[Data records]

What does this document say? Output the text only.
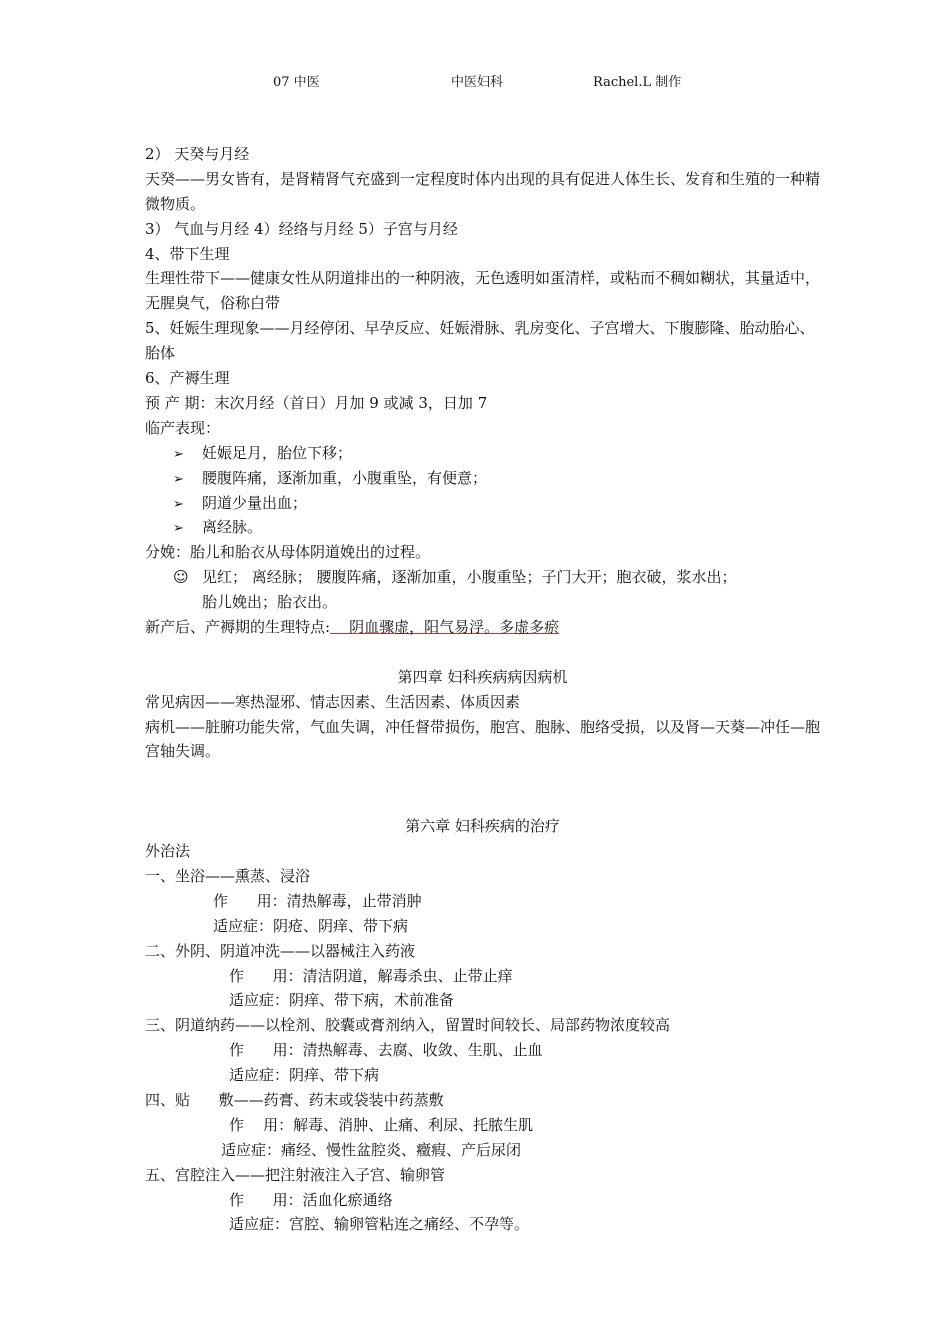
07 中医	中医妇科	Rachel.L 制作
2） 天癸与月经
天癸——男女皆有，是肾精肾气充盛到一定程度时体内出现的具有促进人体生长、发育和生殖的一种精微物质。
3） 气血与月经 4）经络与月经 5）子宫与月经
4、带下生理
生理性带下——健康女性从阴道排出的一种阴液，无色透明如蛋清样，或粘而不稠如糊状，其量适中，无腥臭气，俗称白带
5、妊娠生理现象——月经停闭、早孕反应、妊娠滑脉、乳房变化、子宫增大、下腹膨隆、胎动胎心、胎体
6、产褥生理
预 产 期：末次月经（首日）月加 9 或减 3，日加 7
临产表现：
➢ 妊娠足月，胎位下移；
➢ 腰腹阵痛，逐渐加重，小腹重坠，有便意；
➢ 阴道少量出血；
➢ 离经脉。
分娩：胎儿和胎衣从母体阴道娩出的过程。
☺ 见红； 离经脉； 腰腹阵痛，逐渐加重，小腹重坠；子门大开；胞衣破，浆水出；
胎儿娩出；胎衣出。
新产后、产褥期的生理特点:    阴血骤虚，阳气易浮。多虚多瘀
第四章 妇科疾病病因病机
常见病因——寒热湿邪、情志因素、生活因素、体质因素
病机——脏腑功能失常，气血失调，冲任督带损伤，胞宫、胞脉、胞络受损，以及肾—天葵—冲任—胞宫轴失调。
第六章 妇科疾病的治疗
外治法
一、坐浴——熏蒸、浸浴
作      用：清热解毒，止带消肿
适应症：阴疮、阴痒、带下病
二、外阴、阴道冲洗——以器械注入药液
作      用：清洁阴道，解毒杀虫、止带止痒
适应症：阴痒、带下病，术前准备
三、阴道纳药——以栓剂、胶囊或膏剂纳入，留置时间较长、局部药物浓度较高
作      用：清热解毒、去腐、收敛、生肌、止血
适应症：阴痒、带下病
四、贴      敷——药膏、药末或袋装中药蒸敷
作    用：解毒、消肿、止痛、利尿、托脓生肌
适应症：痛经、慢性盆腔炎、癥瘕、产后尿闭
五、宫腔注入——把注射液注入子宫、输卵管
作      用：活血化瘀通络
适应症：宫腔、输卵管粘连之痛经、不孕等。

● **Task description**:
Exactly as written, return every line of the listing, but not the pictures.

● **Output below**:
What does this document say? Output the text only.
07 中医	中医妇科	Rachel.L 制作
2） 天癸与月经
天癸——男女皆有，是肾精肾气充盛到一定程度时体内出现的具有促进人体生长、发育和生殖的一种精微物质。
3） 气血与月经 4）经络与月经 5）子宫与月经
4、带下生理
生理性带下——健康女性从阴道排出的一种阴液，无色透明如蛋清样，或粘而不稠如糊状，其量适中，无腥臭气，俗称白带
5、妊娠生理现象——月经停闭、早孕反应、妊娠滑脉、乳房变化、子宫增大、下腹膨隆、胎动胎心、胎体
6、产褥生理
预 产 期：末次月经（首日）月加 9 或减 3，日加 7
临产表现：
➢ 妊娠足月，胎位下移；
➢ 腰腹阵痛，逐渐加重，小腹重坠，有便意；
➢ 阴道少量出血；
➢ 离经脉。
分娩：胎儿和胎衣从母体阴道娩出的过程。
☺ 见红； 离经脉； 腰腹阵痛，逐渐加重，小腹重坠；子门大开；胞衣破，浆水出；
胎儿娩出；胎衣出。
新产后、产褥期的生理特点:    阴血骤虚，阳气易浮。多虚多瘀
第四章 妇科疾病病因病机
常见病因——寒热湿邪、情志因素、生活因素、体质因素
病机——脏腑功能失常，气血失调，冲任督带损伤，胞宫、胞脉、胞络受损，以及肾—天葵—冲任—胞宫轴失调。
第六章 妇科疾病的治疗
外治法
一、坐浴——熏蒸、浸浴
作      用：清热解毒，止带消肿
适应症：阴疮、阴痒、带下病
二、外阴、阴道冲洗——以器械注入药液
作      用：清洁阴道，解毒杀虫、止带止痒
适应症：阴痒、带下病，术前准备
三、阴道纳药——以栓剂、胶囊或膏剂纳入，留置时间较长、局部药物浓度较高
作      用：清热解毒、去腐、收敛、生肌、止血
适应症：阴痒、带下病
四、贴      敷——药膏、药末或袋装中药蒸敷
作    用：解毒、消肿、止痛、利尿、托脓生肌
适应症：痛经、慢性盆腔炎、癥瘕、产后尿闭
五、宫腔注入——把注射液注入子宫、输卵管
作      用：活血化瘀通络
适应症：宫腔、输卵管粘连之痛经、不孕等。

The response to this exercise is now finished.